Problem requirements:
Set down the whole listing verbatim.

Task material:
________

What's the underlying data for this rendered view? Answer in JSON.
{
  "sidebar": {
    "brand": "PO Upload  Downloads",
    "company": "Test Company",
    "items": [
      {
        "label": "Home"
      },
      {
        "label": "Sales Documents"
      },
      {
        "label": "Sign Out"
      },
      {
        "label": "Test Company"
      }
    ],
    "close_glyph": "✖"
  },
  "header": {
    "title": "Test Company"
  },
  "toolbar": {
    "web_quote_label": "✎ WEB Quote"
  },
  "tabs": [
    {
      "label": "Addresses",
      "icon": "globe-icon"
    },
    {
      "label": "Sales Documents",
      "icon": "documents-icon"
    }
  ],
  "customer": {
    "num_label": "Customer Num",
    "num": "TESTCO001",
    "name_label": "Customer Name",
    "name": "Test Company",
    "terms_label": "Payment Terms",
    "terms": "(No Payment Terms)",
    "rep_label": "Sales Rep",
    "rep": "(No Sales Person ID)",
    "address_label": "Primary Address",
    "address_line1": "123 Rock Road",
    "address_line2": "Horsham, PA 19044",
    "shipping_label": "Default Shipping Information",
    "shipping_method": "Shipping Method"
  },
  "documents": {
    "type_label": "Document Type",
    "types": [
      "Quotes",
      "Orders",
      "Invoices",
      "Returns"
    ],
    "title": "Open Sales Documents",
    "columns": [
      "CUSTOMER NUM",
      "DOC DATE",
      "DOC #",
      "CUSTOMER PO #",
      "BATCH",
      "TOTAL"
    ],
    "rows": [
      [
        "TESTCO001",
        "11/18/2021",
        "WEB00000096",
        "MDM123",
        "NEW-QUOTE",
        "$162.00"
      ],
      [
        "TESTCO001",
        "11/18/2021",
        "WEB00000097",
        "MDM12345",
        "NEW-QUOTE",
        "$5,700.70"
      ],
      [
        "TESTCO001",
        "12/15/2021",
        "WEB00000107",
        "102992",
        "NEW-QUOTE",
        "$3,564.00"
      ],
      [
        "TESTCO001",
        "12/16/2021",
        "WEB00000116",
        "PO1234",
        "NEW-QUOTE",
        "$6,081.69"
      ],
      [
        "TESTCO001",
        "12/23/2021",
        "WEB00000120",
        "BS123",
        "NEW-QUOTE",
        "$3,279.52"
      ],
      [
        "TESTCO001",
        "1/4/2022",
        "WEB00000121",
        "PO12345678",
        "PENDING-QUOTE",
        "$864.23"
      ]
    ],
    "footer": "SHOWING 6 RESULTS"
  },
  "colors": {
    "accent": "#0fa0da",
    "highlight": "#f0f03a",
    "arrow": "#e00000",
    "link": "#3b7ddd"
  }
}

________

Response to the exercise:
What's the underlying data for this rendered view? Answer in JSON.
{
  "sidebar": {
    "brand": "PO Upload  Downloads",
    "company": "Test Company",
    "items": [
      {
        "label": "Home"
      },
      {
        "label": "Sales Documents"
      },
      {
        "label": "Sign Out"
      },
      {
        "label": "Test Company"
      }
    ],
    "close_glyph": "✖"
  },
  "header": {
    "title": "Test Company"
  },
  "toolbar": {
    "web_quote_label": "✎ WEB Quote"
  },
  "tabs": [
    {
      "label": "Addresses",
      "icon": "globe-icon"
    },
    {
      "label": "Sales Documents",
      "icon": "documents-icon"
    }
  ],
  "customer": {
    "num_label": "Customer Num",
    "num": "TESTCO001",
    "name_label": "Customer Name",
    "name": "Test Company",
    "terms_label": "Payment Terms",
    "terms": "(No Payment Terms)",
    "rep_label": "Sales Rep",
    "rep": "(No Sales Person ID)",
    "address_label": "Primary Address",
    "address_line1": "123 Rock Road",
    "address_line2": "Horsham, PA 19044",
    "shipping_label": "Default Shipping Information",
    "shipping_method": "Shipping Method"
  },
  "documents": {
    "type_label": "Document Type",
    "types": [
      "Quotes",
      "Orders",
      "Invoices",
      "Returns"
    ],
    "title": "Open Sales Documents",
    "columns": [
      "CUSTOMER NUM",
      "DOC DATE",
      "DOC #",
      "CUSTOMER PO #",
      "BATCH",
      "TOTAL"
    ],
    "rows": [
      [
        "TESTCO001",
        "11/18/2021",
        "WEB00000096",
        "MDM123",
        "NEW-QUOTE",
        "$162.00"
      ],
      [
        "TESTCO001",
        "11/18/2021",
        "WEB00000097",
        "MDM12345",
        "NEW-QUOTE",
        "$5,700.70"
      ],
      [
        "TESTCO001",
        "12/15/2021",
        "WEB00000107",
        "102992",
        "NEW-QUOTE",
        "$3,564.00"
      ],
      [
        "TESTCO001",
        "12/16/2021",
        "WEB00000116",
        "PO1234",
        "NEW-QUOTE",
        "$6,081.69"
      ],
      [
        "TESTCO001",
        "12/23/2021",
        "WEB00000120",
        "BS123",
        "NEW-QUOTE",
        "$3,279.52"
      ],
      [
        "TESTCO001",
        "1/4/2022",
        "WEB00000121",
        "PO12345678",
        "PENDING-QUOTE",
        "$864.23"
      ]
    ],
    "footer": "SHOWING 6 RESULTS"
  },
  "colors": {
    "accent": "#0fa0da",
    "highlight": "#f0f03a",
    "arrow": "#e00000",
    "link": "#3b7ddd"
  }
}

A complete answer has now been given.